Items listed in a dataset:
☆ ☆ ☆ ☆

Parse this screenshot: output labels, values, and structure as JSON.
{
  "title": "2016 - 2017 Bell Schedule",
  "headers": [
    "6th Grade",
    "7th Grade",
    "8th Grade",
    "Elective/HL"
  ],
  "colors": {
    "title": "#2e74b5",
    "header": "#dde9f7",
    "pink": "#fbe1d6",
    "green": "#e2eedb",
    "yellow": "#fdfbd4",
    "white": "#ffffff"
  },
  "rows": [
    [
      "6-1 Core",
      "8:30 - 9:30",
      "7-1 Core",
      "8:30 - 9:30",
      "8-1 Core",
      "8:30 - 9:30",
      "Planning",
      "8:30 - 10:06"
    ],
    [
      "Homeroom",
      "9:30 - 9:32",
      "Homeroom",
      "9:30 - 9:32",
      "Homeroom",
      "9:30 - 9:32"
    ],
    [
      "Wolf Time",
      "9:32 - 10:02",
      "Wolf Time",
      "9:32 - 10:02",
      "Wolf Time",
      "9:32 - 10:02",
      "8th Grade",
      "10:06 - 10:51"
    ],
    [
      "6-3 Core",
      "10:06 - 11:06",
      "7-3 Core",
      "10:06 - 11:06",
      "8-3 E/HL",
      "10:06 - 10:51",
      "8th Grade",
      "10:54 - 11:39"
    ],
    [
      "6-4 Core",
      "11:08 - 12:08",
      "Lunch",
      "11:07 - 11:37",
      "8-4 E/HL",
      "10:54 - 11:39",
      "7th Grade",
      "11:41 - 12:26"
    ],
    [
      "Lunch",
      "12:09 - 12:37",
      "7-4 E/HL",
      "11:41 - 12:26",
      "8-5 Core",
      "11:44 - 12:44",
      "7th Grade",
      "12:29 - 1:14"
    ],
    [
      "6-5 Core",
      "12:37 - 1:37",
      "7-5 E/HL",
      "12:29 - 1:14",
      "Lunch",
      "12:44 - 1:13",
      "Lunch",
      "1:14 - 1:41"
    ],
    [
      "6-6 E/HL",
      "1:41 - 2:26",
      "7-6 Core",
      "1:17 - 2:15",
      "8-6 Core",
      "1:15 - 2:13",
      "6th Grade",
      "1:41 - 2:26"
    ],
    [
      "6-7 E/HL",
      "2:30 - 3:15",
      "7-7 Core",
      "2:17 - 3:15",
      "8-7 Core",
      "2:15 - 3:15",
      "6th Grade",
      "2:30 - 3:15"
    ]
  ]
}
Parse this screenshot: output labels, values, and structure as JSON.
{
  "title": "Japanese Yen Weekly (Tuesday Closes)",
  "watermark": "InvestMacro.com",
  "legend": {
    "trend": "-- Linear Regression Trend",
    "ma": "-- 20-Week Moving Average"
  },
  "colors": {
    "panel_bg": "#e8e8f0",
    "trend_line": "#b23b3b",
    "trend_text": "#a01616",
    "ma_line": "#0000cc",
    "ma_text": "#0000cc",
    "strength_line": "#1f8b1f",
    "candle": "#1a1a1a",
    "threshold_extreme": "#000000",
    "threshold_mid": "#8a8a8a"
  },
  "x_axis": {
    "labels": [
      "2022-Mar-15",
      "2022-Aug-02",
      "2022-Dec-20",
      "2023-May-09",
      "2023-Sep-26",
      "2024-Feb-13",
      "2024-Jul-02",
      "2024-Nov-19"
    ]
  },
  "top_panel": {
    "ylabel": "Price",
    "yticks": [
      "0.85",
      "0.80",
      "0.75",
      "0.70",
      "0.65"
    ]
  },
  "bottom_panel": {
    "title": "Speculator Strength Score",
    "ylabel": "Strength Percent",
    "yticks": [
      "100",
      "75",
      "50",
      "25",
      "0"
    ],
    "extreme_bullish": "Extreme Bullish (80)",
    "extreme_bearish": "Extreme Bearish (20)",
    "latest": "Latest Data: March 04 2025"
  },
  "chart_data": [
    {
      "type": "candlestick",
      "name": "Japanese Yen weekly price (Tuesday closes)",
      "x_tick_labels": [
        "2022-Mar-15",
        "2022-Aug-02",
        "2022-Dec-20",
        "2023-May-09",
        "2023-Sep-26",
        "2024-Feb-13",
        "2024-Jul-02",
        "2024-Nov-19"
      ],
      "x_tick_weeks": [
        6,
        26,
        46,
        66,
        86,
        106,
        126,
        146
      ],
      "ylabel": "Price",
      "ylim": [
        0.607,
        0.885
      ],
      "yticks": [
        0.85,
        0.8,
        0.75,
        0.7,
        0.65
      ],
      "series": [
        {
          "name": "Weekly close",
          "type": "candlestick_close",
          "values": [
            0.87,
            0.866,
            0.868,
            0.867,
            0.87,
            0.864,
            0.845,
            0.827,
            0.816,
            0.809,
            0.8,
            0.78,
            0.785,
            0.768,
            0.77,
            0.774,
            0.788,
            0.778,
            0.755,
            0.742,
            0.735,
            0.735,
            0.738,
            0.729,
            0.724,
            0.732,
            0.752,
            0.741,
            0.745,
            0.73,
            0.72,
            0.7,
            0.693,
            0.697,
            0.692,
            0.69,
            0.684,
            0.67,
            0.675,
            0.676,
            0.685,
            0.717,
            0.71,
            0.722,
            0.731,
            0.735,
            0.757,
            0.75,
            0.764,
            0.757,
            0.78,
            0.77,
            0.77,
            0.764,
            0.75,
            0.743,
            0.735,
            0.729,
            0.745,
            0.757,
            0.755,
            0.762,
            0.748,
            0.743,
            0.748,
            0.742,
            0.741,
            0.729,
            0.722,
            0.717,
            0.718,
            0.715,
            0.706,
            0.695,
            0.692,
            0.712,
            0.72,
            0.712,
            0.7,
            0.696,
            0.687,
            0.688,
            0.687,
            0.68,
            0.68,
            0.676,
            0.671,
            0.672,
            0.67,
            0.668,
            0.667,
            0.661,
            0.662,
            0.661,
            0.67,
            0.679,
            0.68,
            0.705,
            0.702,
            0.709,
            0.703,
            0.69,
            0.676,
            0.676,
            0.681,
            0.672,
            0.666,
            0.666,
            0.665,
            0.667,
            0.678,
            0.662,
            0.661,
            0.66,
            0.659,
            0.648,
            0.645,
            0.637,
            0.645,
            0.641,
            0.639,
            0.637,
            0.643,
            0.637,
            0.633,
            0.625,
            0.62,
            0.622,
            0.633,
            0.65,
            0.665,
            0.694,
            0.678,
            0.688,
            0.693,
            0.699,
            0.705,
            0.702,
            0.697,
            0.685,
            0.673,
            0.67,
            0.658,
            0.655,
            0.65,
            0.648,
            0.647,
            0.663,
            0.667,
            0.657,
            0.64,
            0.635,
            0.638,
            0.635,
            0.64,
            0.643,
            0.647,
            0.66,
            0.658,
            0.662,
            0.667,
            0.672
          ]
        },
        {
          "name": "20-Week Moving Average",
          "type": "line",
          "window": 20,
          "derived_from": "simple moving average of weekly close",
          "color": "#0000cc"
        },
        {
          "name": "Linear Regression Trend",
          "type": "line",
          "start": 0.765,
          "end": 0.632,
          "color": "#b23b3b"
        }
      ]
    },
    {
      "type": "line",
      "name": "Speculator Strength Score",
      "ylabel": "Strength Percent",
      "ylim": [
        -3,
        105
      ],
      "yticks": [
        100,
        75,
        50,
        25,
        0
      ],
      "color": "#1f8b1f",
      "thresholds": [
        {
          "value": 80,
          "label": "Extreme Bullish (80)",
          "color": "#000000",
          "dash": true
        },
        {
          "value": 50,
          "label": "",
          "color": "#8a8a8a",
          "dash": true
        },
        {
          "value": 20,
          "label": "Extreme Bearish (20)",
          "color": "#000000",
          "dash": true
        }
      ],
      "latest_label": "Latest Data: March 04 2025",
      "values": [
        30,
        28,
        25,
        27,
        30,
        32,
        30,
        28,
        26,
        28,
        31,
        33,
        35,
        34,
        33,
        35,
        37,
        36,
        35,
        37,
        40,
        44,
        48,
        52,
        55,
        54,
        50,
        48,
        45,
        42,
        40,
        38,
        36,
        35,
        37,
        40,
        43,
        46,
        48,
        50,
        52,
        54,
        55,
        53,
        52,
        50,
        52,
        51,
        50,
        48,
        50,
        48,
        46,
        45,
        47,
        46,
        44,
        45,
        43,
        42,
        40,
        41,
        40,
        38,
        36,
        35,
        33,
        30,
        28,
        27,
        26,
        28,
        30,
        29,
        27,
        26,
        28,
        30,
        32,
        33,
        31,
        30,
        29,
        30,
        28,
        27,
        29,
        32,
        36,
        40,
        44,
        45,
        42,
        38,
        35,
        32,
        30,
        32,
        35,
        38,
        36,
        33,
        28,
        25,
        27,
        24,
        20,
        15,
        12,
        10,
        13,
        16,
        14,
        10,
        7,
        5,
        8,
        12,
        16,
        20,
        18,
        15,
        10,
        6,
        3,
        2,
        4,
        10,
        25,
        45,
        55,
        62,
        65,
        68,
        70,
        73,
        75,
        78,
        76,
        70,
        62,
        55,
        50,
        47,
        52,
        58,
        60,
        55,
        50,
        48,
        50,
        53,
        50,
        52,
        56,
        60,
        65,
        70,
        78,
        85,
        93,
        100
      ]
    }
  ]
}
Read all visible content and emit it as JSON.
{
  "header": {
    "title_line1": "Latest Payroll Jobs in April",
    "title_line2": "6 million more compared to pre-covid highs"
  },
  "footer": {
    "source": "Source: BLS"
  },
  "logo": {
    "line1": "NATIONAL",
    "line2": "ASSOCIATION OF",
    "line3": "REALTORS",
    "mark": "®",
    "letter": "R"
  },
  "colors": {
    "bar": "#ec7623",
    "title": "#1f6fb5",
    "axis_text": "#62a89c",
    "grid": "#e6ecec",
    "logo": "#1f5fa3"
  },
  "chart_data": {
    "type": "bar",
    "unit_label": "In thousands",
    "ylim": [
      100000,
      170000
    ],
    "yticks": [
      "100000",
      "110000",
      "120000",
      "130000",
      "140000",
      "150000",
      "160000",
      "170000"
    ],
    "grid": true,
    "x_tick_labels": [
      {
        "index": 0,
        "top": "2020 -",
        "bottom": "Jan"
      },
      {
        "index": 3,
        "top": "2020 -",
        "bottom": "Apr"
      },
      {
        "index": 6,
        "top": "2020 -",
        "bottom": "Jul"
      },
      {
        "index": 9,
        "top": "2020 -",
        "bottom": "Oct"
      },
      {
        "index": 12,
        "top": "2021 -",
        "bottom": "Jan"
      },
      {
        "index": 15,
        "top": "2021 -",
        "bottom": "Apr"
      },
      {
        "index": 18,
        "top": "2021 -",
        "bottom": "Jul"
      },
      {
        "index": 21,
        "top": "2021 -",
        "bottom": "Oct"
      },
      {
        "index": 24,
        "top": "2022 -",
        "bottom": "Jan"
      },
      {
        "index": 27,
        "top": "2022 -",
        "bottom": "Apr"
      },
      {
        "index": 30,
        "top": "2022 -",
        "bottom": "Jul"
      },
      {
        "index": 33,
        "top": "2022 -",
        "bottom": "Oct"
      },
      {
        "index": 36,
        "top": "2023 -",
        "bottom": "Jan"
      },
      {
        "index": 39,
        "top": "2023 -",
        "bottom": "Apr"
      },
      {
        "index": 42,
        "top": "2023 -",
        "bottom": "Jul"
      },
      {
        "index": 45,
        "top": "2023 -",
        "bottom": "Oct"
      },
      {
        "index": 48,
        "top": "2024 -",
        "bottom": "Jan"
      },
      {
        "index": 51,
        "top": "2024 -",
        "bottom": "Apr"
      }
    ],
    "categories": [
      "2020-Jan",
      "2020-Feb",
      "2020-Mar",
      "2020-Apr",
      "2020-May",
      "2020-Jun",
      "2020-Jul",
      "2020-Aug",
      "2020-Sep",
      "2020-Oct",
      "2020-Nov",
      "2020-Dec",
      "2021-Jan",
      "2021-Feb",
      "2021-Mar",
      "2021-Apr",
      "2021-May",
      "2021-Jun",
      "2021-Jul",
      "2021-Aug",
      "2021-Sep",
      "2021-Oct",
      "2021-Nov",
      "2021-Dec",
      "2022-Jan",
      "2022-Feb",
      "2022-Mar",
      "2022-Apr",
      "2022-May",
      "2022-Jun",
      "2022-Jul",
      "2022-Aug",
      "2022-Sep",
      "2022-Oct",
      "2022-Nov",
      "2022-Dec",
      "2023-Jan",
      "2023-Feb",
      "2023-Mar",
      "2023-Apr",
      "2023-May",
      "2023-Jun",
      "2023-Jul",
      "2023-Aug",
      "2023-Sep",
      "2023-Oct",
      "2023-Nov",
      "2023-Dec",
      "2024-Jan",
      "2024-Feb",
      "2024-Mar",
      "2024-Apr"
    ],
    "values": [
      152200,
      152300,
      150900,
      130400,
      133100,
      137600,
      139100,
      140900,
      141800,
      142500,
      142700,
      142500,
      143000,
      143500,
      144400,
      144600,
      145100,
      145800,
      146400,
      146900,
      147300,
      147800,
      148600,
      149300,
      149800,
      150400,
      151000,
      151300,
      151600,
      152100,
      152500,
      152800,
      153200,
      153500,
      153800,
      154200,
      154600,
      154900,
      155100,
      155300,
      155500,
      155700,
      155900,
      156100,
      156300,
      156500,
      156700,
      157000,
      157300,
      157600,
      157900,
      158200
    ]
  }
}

☆ ☆ ☆ ☆

TASK GOAL:
Pick each line holding the word "type" out of the data and copy it.

CORRECT OUTPUT:
      "type": "candlestick",
          "type": "candlestick_close",
          "type": "line",
          "type": "line",
      "type": "line",
    "type": "bar",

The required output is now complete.